## [The exercise]
Hunt for the word "this" across the entries below, copying each line that holds it.

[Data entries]
········

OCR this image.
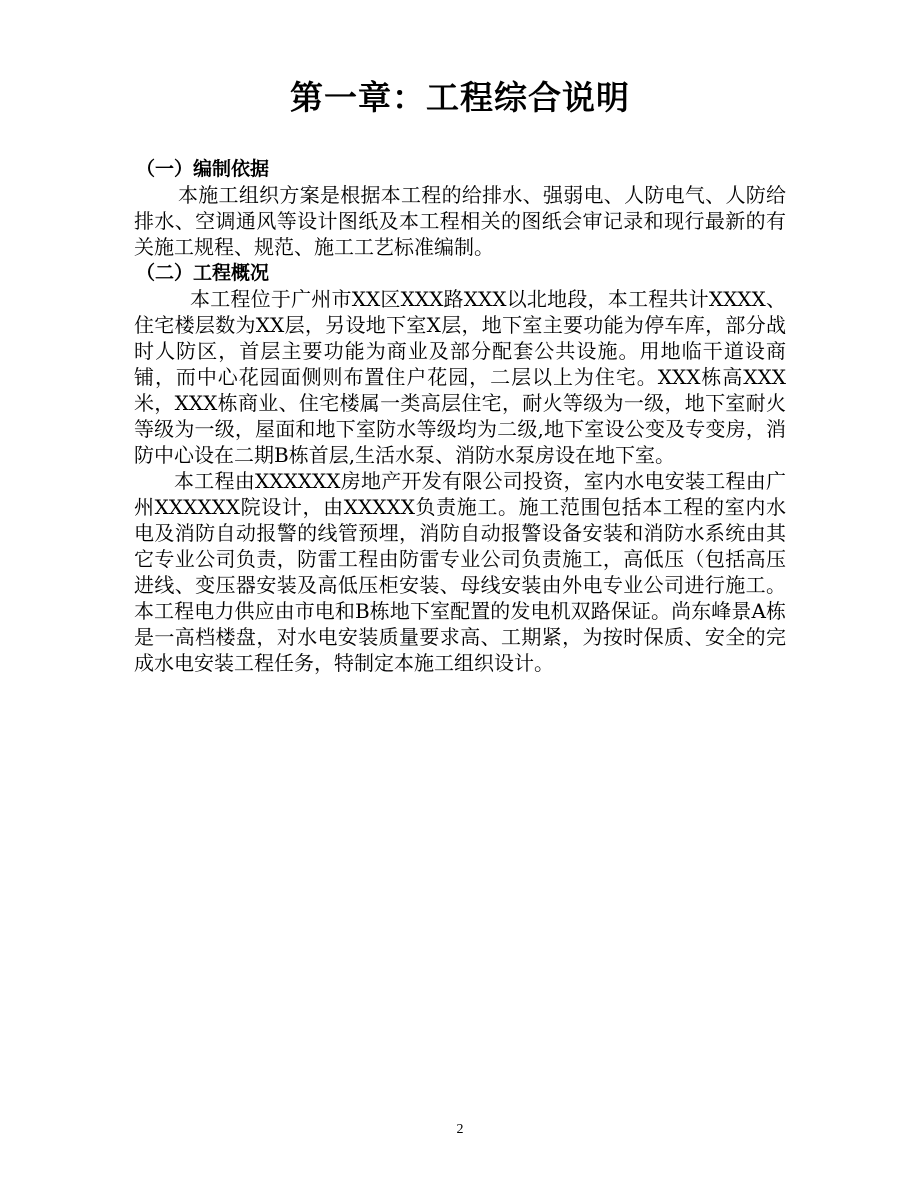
第一章：工程综合说明
（一）编制依据

本施工组织方案是根据本工程的给排水、强弱电、人防电气、人防给排水、空调通风等设计图纸及本工程相关的图纸会审记录和现行最新的有关施工规程、规范、施工工艺标准编制。

（二）工程概况

本工程位于广州市XX区XXX路XXX以北地段，本工程共计XXXX、住宅楼层数为XX层，另设地下室X层，地下室主要功能为停车库，部分战时人防区，首层主要功能为商业及部分配套公共设施。用地临干道设商铺，而中心花园面侧则布置住户花园，二层以上为住宅。XXX栋高XXX米，XXX栋商业、住宅楼属一类高层住宅，耐火等级为一级，地下室耐火等级为一级，屋面和地下室防水等级均为二级,地下室设公变及专变房，消防中心设在二期B栋首层,生活水泵、消防水泵房设在地下室。

本工程由XXXXXX房地产开发有限公司投资，室内水电安装工程由广州XXXXXX院设计，由XXXXX负责施工。施工范围包括本工程的室内水电及消防自动报警的线管预埋，消防自动报警设备安装和消防水系统由其它专业公司负责，防雷工程由防雷专业公司负责施工，高低压（包括高压进线、变压器安装及高低压柜安装、母线安装由外电专业公司进行施工。本工程电力供应由市电和B栋地下室配置的发电机双路保证。尚东峰景A栋是一高档楼盘，对水电安装质量要求高、工期紧，为按时保质、安全的完成水电安装工程任务，特制定本施工组织设计。

2
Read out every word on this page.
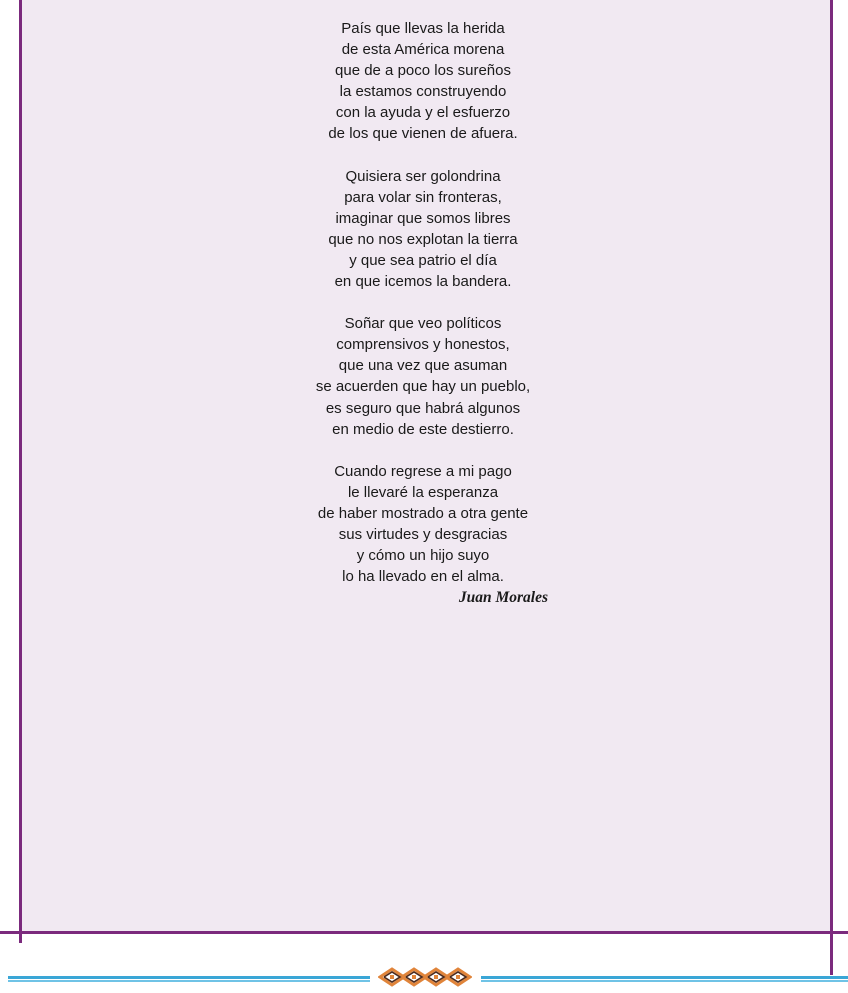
País que llevas la herida
de esta América morena
que de a poco los sureños
la estamos construyendo
con la ayuda y el esfuerzo
de los que vienen de afuera.
Quisiera ser golondrina
para volar sin fronteras,
imaginar que somos libres
que no nos explotan la tierra
y que sea patrio el día
en que icemos la bandera.
Soñar que veo políticos
comprensivos y honestos,
que una vez que asuman
se acuerden que hay un pueblo,
es seguro que habrá algunos
en medio de este destierro.
Cuando regrese a mi pago
le llevaré la esperanza
de haber mostrado a otra gente
sus virtudes y desgracias
y cómo un hijo suyo
lo ha llevado en el alma.
Juan Morales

········

## [Complete response]
OCR this image.
Read out every word on this page.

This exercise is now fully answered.